Written instruction
Reproduce the data that follows in its entirety, character for character.

Exercise materials
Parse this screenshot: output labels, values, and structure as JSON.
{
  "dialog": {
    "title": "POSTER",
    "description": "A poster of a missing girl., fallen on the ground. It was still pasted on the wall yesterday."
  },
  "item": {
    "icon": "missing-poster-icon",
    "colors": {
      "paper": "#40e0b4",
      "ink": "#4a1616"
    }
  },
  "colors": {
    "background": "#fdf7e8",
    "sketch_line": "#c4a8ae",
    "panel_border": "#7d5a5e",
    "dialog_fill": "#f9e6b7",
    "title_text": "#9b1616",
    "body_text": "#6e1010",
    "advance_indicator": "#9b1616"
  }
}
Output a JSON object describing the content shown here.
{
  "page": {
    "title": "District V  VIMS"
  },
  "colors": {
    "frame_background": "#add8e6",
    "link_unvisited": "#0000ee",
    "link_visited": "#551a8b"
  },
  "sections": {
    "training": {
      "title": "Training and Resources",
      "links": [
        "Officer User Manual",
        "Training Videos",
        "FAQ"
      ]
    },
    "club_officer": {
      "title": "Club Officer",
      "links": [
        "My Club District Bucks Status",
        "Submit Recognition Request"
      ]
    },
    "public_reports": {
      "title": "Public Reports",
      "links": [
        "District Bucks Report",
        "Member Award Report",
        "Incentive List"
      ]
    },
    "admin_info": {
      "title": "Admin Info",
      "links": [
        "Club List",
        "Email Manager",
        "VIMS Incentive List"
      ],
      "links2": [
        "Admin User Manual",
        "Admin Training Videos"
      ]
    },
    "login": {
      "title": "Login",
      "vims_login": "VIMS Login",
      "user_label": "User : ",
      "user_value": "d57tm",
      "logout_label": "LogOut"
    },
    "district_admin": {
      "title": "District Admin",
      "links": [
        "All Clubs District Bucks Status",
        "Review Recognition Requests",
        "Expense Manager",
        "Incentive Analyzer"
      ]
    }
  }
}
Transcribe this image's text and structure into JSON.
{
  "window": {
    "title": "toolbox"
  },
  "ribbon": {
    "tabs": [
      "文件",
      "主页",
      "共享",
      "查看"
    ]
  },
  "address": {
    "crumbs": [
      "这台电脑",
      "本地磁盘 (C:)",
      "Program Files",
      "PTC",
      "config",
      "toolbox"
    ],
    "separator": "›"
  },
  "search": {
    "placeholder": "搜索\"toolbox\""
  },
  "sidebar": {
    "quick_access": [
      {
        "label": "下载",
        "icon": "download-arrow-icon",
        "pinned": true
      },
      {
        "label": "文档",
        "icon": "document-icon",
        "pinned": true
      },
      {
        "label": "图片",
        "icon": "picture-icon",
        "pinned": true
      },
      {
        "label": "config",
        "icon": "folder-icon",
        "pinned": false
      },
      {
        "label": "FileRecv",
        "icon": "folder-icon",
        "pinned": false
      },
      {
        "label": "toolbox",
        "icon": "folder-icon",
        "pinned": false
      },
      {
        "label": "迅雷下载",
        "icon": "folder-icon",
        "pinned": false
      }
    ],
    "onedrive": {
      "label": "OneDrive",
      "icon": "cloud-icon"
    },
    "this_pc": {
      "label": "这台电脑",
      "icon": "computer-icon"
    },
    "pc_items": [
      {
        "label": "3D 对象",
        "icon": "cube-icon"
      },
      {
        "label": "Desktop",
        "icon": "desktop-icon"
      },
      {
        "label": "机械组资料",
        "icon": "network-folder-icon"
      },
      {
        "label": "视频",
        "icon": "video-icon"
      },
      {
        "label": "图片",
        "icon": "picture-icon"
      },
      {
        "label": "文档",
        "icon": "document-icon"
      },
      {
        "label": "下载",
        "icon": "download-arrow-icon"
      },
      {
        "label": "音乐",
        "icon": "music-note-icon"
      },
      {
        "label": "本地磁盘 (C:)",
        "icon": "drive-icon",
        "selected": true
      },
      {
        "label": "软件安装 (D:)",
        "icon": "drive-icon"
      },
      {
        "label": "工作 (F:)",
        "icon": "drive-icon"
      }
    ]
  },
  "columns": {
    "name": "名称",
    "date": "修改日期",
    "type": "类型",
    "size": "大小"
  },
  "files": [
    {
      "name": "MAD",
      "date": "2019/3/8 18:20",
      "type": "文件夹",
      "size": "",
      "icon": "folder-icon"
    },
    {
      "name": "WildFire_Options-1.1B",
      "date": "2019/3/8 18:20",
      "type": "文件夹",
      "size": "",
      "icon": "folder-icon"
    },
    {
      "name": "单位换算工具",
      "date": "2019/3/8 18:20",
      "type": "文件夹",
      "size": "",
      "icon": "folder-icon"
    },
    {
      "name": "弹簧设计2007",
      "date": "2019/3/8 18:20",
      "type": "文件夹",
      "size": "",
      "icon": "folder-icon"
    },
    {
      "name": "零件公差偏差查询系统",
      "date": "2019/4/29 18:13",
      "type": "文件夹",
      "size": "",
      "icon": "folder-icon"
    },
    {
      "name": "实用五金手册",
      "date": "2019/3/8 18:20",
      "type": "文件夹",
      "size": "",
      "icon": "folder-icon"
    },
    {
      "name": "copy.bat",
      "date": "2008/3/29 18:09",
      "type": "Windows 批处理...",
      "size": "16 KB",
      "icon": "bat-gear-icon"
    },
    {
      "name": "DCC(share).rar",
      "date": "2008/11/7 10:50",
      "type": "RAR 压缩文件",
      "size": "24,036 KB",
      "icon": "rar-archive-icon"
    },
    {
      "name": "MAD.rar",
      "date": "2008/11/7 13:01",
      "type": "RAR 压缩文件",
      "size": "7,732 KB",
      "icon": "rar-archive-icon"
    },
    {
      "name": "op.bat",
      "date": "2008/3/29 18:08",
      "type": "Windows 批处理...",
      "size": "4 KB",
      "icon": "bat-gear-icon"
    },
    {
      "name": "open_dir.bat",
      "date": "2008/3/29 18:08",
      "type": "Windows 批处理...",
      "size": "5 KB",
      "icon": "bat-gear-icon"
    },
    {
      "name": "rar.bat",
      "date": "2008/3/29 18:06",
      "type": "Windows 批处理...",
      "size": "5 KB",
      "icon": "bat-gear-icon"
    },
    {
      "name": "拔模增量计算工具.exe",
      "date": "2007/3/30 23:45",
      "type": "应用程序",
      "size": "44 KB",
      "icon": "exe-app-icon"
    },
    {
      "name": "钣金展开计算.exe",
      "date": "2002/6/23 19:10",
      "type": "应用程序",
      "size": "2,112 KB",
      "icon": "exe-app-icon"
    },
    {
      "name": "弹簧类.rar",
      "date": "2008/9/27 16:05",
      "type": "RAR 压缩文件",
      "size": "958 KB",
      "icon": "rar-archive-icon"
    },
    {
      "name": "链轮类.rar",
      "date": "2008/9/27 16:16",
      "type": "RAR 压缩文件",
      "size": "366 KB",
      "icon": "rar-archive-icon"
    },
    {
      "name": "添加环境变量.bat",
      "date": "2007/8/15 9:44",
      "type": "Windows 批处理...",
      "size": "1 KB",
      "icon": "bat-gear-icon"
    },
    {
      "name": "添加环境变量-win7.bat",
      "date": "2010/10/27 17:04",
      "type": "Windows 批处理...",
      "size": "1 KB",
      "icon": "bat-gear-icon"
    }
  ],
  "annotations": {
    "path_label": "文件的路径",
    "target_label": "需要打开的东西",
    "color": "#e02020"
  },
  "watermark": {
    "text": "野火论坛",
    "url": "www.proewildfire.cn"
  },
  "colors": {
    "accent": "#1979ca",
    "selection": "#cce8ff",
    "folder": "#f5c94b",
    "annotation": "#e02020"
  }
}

Answer to this exercise
Parse this screenshot: output labels, values, and structure as JSON.
{
  "dialog": {
    "title": "POSTER",
    "description": "A poster of a missing girl., fallen on the ground. It was still pasted on the wall yesterday."
  },
  "item": {
    "icon": "missing-poster-icon",
    "colors": {
      "paper": "#40e0b4",
      "ink": "#4a1616"
    }
  },
  "colors": {
    "background": "#fdf7e8",
    "sketch_line": "#c4a8ae",
    "panel_border": "#7d5a5e",
    "dialog_fill": "#f9e6b7",
    "title_text": "#9b1616",
    "body_text": "#6e1010",
    "advance_indicator": "#9b1616"
  }
}
Output a JSON object describing the content shown here.
{
  "page": {
    "title": "District V  VIMS"
  },
  "colors": {
    "frame_background": "#add8e6",
    "link_unvisited": "#0000ee",
    "link_visited": "#551a8b"
  },
  "sections": {
    "training": {
      "title": "Training and Resources",
      "links": [
        "Officer User Manual",
        "Training Videos",
        "FAQ"
      ]
    },
    "club_officer": {
      "title": "Club Officer",
      "links": [
        "My Club District Bucks Status",
        "Submit Recognition Request"
      ]
    },
    "public_reports": {
      "title": "Public Reports",
      "links": [
        "District Bucks Report",
        "Member Award Report",
        "Incentive List"
      ]
    },
    "admin_info": {
      "title": "Admin Info",
      "links": [
        "Club List",
        "Email Manager",
        "VIMS Incentive List"
      ],
      "links2": [
        "Admin User Manual",
        "Admin Training Videos"
      ]
    },
    "login": {
      "title": "Login",
      "vims_login": "VIMS Login",
      "user_label": "User : ",
      "user_value": "d57tm",
      "logout_label": "LogOut"
    },
    "district_admin": {
      "title": "District Admin",
      "links": [
        "All Clubs District Bucks Status",
        "Review Recognition Requests",
        "Expense Manager",
        "Incentive Analyzer"
      ]
    }
  }
}
Transcribe this image's text and structure into JSON.
{
  "window": {
    "title": "toolbox"
  },
  "ribbon": {
    "tabs": [
      "文件",
      "主页",
      "共享",
      "查看"
    ]
  },
  "address": {
    "crumbs": [
      "这台电脑",
      "本地磁盘 (C:)",
      "Program Files",
      "PTC",
      "config",
      "toolbox"
    ],
    "separator": "›"
  },
  "search": {
    "placeholder": "搜索\"toolbox\""
  },
  "sidebar": {
    "quick_access": [
      {
        "label": "下载",
        "icon": "download-arrow-icon",
        "pinned": true
      },
      {
        "label": "文档",
        "icon": "document-icon",
        "pinned": true
      },
      {
        "label": "图片",
        "icon": "picture-icon",
        "pinned": true
      },
      {
        "label": "config",
        "icon": "folder-icon",
        "pinned": false
      },
      {
        "label": "FileRecv",
        "icon": "folder-icon",
        "pinned": false
      },
      {
        "label": "toolbox",
        "icon": "folder-icon",
        "pinned": false
      },
      {
        "label": "迅雷下载",
        "icon": "folder-icon",
        "pinned": false
      }
    ],
    "onedrive": {
      "label": "OneDrive",
      "icon": "cloud-icon"
    },
    "this_pc": {
      "label": "这台电脑",
      "icon": "computer-icon"
    },
    "pc_items": [
      {
        "label": "3D 对象",
        "icon": "cube-icon"
      },
      {
        "label": "Desktop",
        "icon": "desktop-icon"
      },
      {
        "label": "机械组资料",
        "icon": "network-folder-icon"
      },
      {
        "label": "视频",
        "icon": "video-icon"
      },
      {
        "label": "图片",
        "icon": "picture-icon"
      },
      {
        "label": "文档",
        "icon": "document-icon"
      },
      {
        "label": "下载",
        "icon": "download-arrow-icon"
      },
      {
        "label": "音乐",
        "icon": "music-note-icon"
      },
      {
        "label": "本地磁盘 (C:)",
        "icon": "drive-icon",
        "selected": true
      },
      {
        "label": "软件安装 (D:)",
        "icon": "drive-icon"
      },
      {
        "label": "工作 (F:)",
        "icon": "drive-icon"
      }
    ]
  },
  "columns": {
    "name": "名称",
    "date": "修改日期",
    "type": "类型",
    "size": "大小"
  },
  "files": [
    {
      "name": "MAD",
      "date": "2019/3/8 18:20",
      "type": "文件夹",
      "size": "",
      "icon": "folder-icon"
    },
    {
      "name": "WildFire_Options-1.1B",
      "date": "2019/3/8 18:20",
      "type": "文件夹",
      "size": "",
      "icon": "folder-icon"
    },
    {
      "name": "单位换算工具",
      "date": "2019/3/8 18:20",
      "type": "文件夹",
      "size": "",
      "icon": "folder-icon"
    },
    {
      "name": "弹簧设计2007",
      "date": "2019/3/8 18:20",
      "type": "文件夹",
      "size": "",
      "icon": "folder-icon"
    },
    {
      "name": "零件公差偏差查询系统",
      "date": "2019/4/29 18:13",
      "type": "文件夹",
      "size": "",
      "icon": "folder-icon"
    },
    {
      "name": "实用五金手册",
      "date": "2019/3/8 18:20",
      "type": "文件夹",
      "size": "",
      "icon": "folder-icon"
    },
    {
      "name": "copy.bat",
      "date": "2008/3/29 18:09",
      "type": "Windows 批处理...",
      "size": "16 KB",
      "icon": "bat-gear-icon"
    },
    {
      "name": "DCC(share).rar",
      "date": "2008/11/7 10:50",
      "type": "RAR 压缩文件",
      "size": "24,036 KB",
      "icon": "rar-archive-icon"
    },
    {
      "name": "MAD.rar",
      "date": "2008/11/7 13:01",
      "type": "RAR 压缩文件",
      "size": "7,732 KB",
      "icon": "rar-archive-icon"
    },
    {
      "name": "op.bat",
      "date": "2008/3/29 18:08",
      "type": "Windows 批处理...",
      "size": "4 KB",
      "icon": "bat-gear-icon"
    },
    {
      "name": "open_dir.bat",
      "date": "2008/3/29 18:08",
      "type": "Windows 批处理...",
      "size": "5 KB",
      "icon": "bat-gear-icon"
    },
    {
      "name": "rar.bat",
      "date": "2008/3/29 18:06",
      "type": "Windows 批处理...",
      "size": "5 KB",
      "icon": "bat-gear-icon"
    },
    {
      "name": "拔模增量计算工具.exe",
      "date": "2007/3/30 23:45",
      "type": "应用程序",
      "size": "44 KB",
      "icon": "exe-app-icon"
    },
    {
      "name": "钣金展开计算.exe",
      "date": "2002/6/23 19:10",
      "type": "应用程序",
      "size": "2,112 KB",
      "icon": "exe-app-icon"
    },
    {
      "name": "弹簧类.rar",
      "date": "2008/9/27 16:05",
      "type": "RAR 压缩文件",
      "size": "958 KB",
      "icon": "rar-archive-icon"
    },
    {
      "name": "链轮类.rar",
      "date": "2008/9/27 16:16",
      "type": "RAR 压缩文件",
      "size": "366 KB",
      "icon": "rar-archive-icon"
    },
    {
      "name": "添加环境变量.bat",
      "date": "2007/8/15 9:44",
      "type": "Windows 批处理...",
      "size": "1 KB",
      "icon": "bat-gear-icon"
    },
    {
      "name": "添加环境变量-win7.bat",
      "date": "2010/10/27 17:04",
      "type": "Windows 批处理...",
      "size": "1 KB",
      "icon": "bat-gear-icon"
    }
  ],
  "annotations": {
    "path_label": "文件的路径",
    "target_label": "需要打开的东西",
    "color": "#e02020"
  },
  "watermark": {
    "text": "野火论坛",
    "url": "www.proewildfire.cn"
  },
  "colors": {
    "accent": "#1979ca",
    "selection": "#cce8ff",
    "folder": "#f5c94b",
    "annotation": "#e02020"
  }
}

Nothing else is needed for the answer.